> [Your task]
Pictures are not part of the answer. Return the lines from the one containing "Serialize everything readable" through the end of the data, both included, exactly as they appear.
-- START OF Available data --
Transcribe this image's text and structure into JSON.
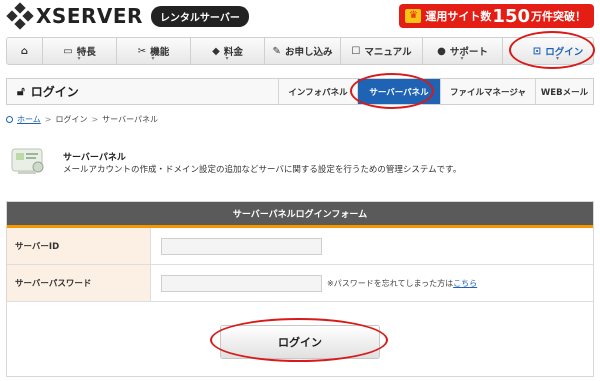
{
  "logo": {
    "text": "XSERVER",
    "sub": "レンタルサーバー"
  },
  "banner": {
    "pre": "運用サイト数",
    "num": "150",
    "post": "万件突破！"
  },
  "nav": [
    {
      "label": "",
      "icon": "home-icon",
      "glyph": "⌂"
    },
    {
      "label": "特長",
      "icon": "monitor-icon",
      "glyph": "▭"
    },
    {
      "label": "機能",
      "icon": "tools-icon",
      "glyph": "✂"
    },
    {
      "label": "料金",
      "icon": "tag-icon",
      "glyph": "◆"
    },
    {
      "label": "お申し込み",
      "icon": "pencil-icon",
      "glyph": "✎"
    },
    {
      "label": "マニュアル",
      "icon": "book-icon",
      "glyph": "☐"
    },
    {
      "label": "サポート",
      "icon": "user-icon",
      "glyph": "●"
    },
    {
      "label": "ログイン",
      "icon": "lock-icon",
      "glyph": "⊡"
    }
  ],
  "subbar": {
    "title": "ログイン",
    "tabs": [
      "インフォパネル",
      "サーバーパネル",
      "ファイルマネージャ",
      "WEBメール"
    ]
  },
  "breadcrumb": [
    "ホーム",
    "ログイン",
    "サーバーパネル"
  ],
  "intro": {
    "title": "サーバーパネル",
    "desc": "メールアカウントの作成・ドメイン設定の追加などサーバに関する設定を行うための管理システムです。"
  },
  "form": {
    "title": "サーバーパネルログインフォーム",
    "id_label": "サーバーID",
    "id_value": "",
    "pw_label": "サーバーパスワード",
    "pw_value": "",
    "pw_note": "※パスワードを忘れてしまった方は",
    "pw_link": "こちら",
    "button": "ログイン"
  },
  "colors": {
    "accent": "#1e63b4",
    "form_line": "#f39800",
    "highlight": "#d81a1a",
    "banner": "#e41e14"
  }
}
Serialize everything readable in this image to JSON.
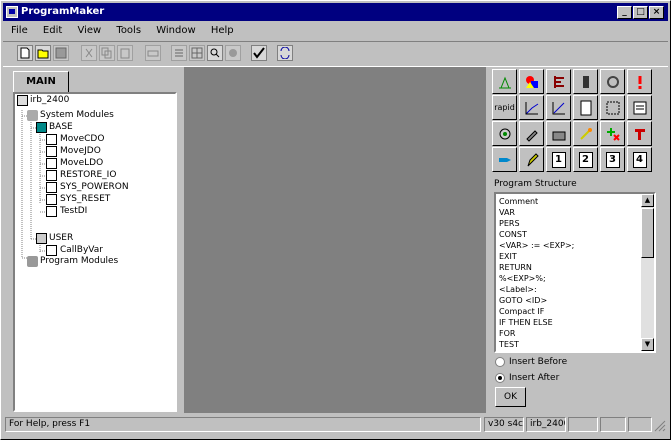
{
  "window": {
    "title": "ProgramMaker"
  },
  "menu": [
    "File",
    "Edit",
    "View",
    "Tools",
    "Window",
    "Help"
  ],
  "tree": {
    "tab": "MAIN",
    "root": "irb_2400",
    "system_modules": "System Modules",
    "base": "BASE",
    "base_items": [
      "MoveCDO",
      "MoveJDO",
      "MoveLDO",
      "RESTORE_IO",
      "SYS_POWERON",
      "SYS_RESET",
      "TestDI"
    ],
    "user": "USER",
    "user_items": [
      "CallByVar"
    ],
    "program_modules": "Program Modules"
  },
  "palette": {
    "rapid_label": "rapid",
    "numbers": [
      "1",
      "2",
      "3",
      "4"
    ]
  },
  "program_structure": {
    "label": "Program Structure",
    "items": [
      "Comment",
      "VAR",
      "PERS",
      "CONST",
      "<VAR> := <EXP>;",
      "EXIT",
      "RETURN",
      "%<EXP>%;",
      "<Label>:",
      "GOTO <ID>",
      "Compact IF",
      "IF THEN ELSE",
      "FOR",
      "TEST"
    ],
    "insert_before": "Insert Before",
    "insert_after": "Insert After",
    "ok": "OK"
  },
  "status": {
    "help": "For Help, press F1",
    "version": "v30 s4c",
    "robot": "irb_2400"
  }
}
-- END OF Available data --
> [Written reply]
Serialize everything readable in this image to JSON.
{
  "window": {
    "title": "ProgramMaker"
  },
  "menu": [
    "File",
    "Edit",
    "View",
    "Tools",
    "Window",
    "Help"
  ],
  "tree": {
    "tab": "MAIN",
    "root": "irb_2400",
    "system_modules": "System Modules",
    "base": "BASE",
    "base_items": [
      "MoveCDO",
      "MoveJDO",
      "MoveLDO",
      "RESTORE_IO",
      "SYS_POWERON",
      "SYS_RESET",
      "TestDI"
    ],
    "user": "USER",
    "user_items": [
      "CallByVar"
    ],
    "program_modules": "Program Modules"
  },
  "palette": {
    "rapid_label": "rapid",
    "numbers": [
      "1",
      "2",
      "3",
      "4"
    ]
  },
  "program_structure": {
    "label": "Program Structure",
    "items": [
      "Comment",
      "VAR",
      "PERS",
      "CONST",
      "<VAR> := <EXP>;",
      "EXIT",
      "RETURN",
      "%<EXP>%;",
      "<Label>:",
      "GOTO <ID>",
      "Compact IF",
      "IF THEN ELSE",
      "FOR",
      "TEST"
    ],
    "insert_before": "Insert Before",
    "insert_after": "Insert After",
    "ok": "OK"
  },
  "status": {
    "help": "For Help, press F1",
    "version": "v30 s4c",
    "robot": "irb_2400"
  }
}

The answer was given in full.